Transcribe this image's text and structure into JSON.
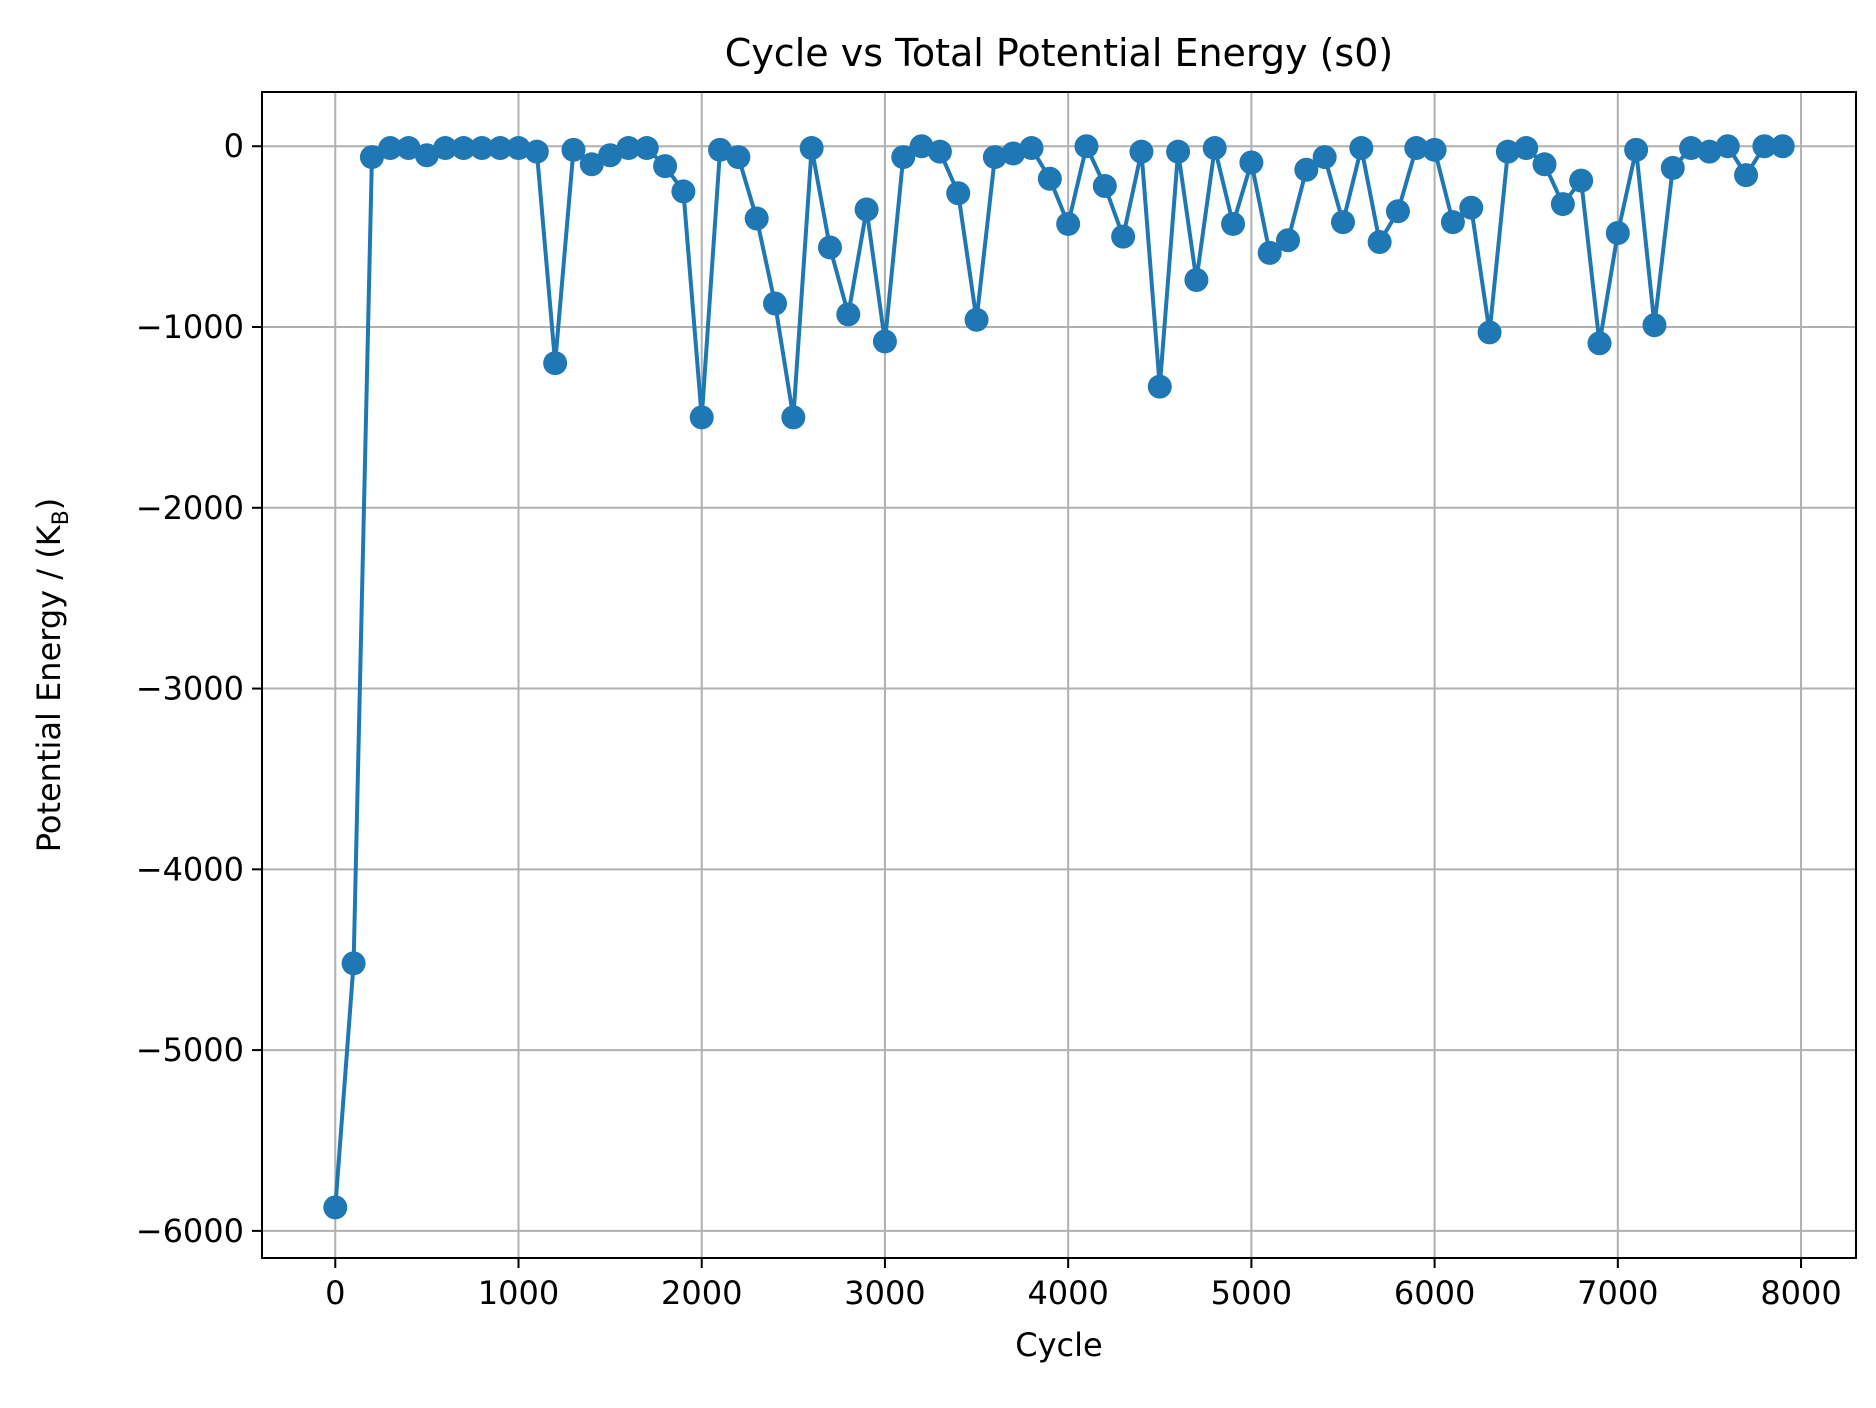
{
  "chart_data": {
    "type": "line",
    "title": "Cycle vs Total Potential Energy (s0)",
    "xlabel": "Cycle",
    "ylabel": "Potential Energy / (K",
    "ylabel_sub": "B",
    "ylabel_close": ")",
    "xlim": [
      -400,
      8300
    ],
    "ylim": [
      -6150,
      300
    ],
    "xticks": [
      0,
      1000,
      2000,
      3000,
      4000,
      5000,
      6000,
      7000,
      8000
    ],
    "xtick_labels": [
      "0",
      "1000",
      "2000",
      "3000",
      "4000",
      "5000",
      "6000",
      "7000",
      "8000"
    ],
    "yticks": [
      0,
      -1000,
      -2000,
      -3000,
      -4000,
      -5000,
      -6000
    ],
    "ytick_labels": [
      "0",
      "−1000",
      "−2000",
      "−3000",
      "−4000",
      "−5000",
      "−6000"
    ],
    "grid": true,
    "marker": "circle",
    "color": "#1f77b4",
    "series": [
      {
        "x": [
          0,
          100,
          200,
          300,
          400,
          500,
          600,
          700,
          800,
          900,
          1000,
          1100,
          1200,
          1300,
          1400,
          1500,
          1600,
          1700,
          1800,
          1900,
          2000,
          2100,
          2200,
          2300,
          2400,
          2500,
          2600,
          2700,
          2800,
          2900,
          3000,
          3100,
          3200,
          3300,
          3400,
          3500,
          3600,
          3700,
          3800,
          3900,
          4000,
          4100,
          4200,
          4300,
          4400,
          4500,
          4600,
          4700,
          4800,
          4900,
          5000,
          5100,
          5200,
          5300,
          5400,
          5500,
          5600,
          5700,
          5800,
          5900,
          6000,
          6100,
          6200,
          6300,
          6400,
          6500,
          6600,
          6700,
          6800,
          6900,
          7000,
          7100,
          7200,
          7300,
          7400,
          7500,
          7600,
          7700,
          7800,
          7900
        ],
        "y": [
          -5870,
          -4520,
          -60,
          -10,
          -10,
          -50,
          -10,
          -10,
          -10,
          -10,
          -10,
          -30,
          -1200,
          -20,
          -100,
          -50,
          -10,
          -10,
          -110,
          -250,
          -1500,
          -20,
          -60,
          -400,
          -870,
          -1500,
          -10,
          -560,
          -930,
          -350,
          -1080,
          -60,
          0,
          -30,
          -260,
          -960,
          -60,
          -40,
          -10,
          -180,
          -430,
          0,
          -220,
          -500,
          -30,
          -1330,
          -30,
          -740,
          -10,
          -430,
          -90,
          -590,
          -520,
          -130,
          -60,
          -420,
          -10,
          -530,
          -360,
          -10,
          -20,
          -420,
          -340,
          -1030,
          -30,
          -10,
          -100,
          -320,
          -190,
          -1090,
          -480,
          -20,
          -990,
          -120,
          -10,
          -30,
          0,
          -160,
          0,
          0
        ]
      }
    ]
  }
}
----
• WHAT IS NEEDED: Identify the lines of the data that contain the word "Energy". Copy each of them.

• COMPLETED EXERCISE:
    "title": "Cycle vs Total Potential Energy (s0)",
    "ylabel": "Potential Energy / (K",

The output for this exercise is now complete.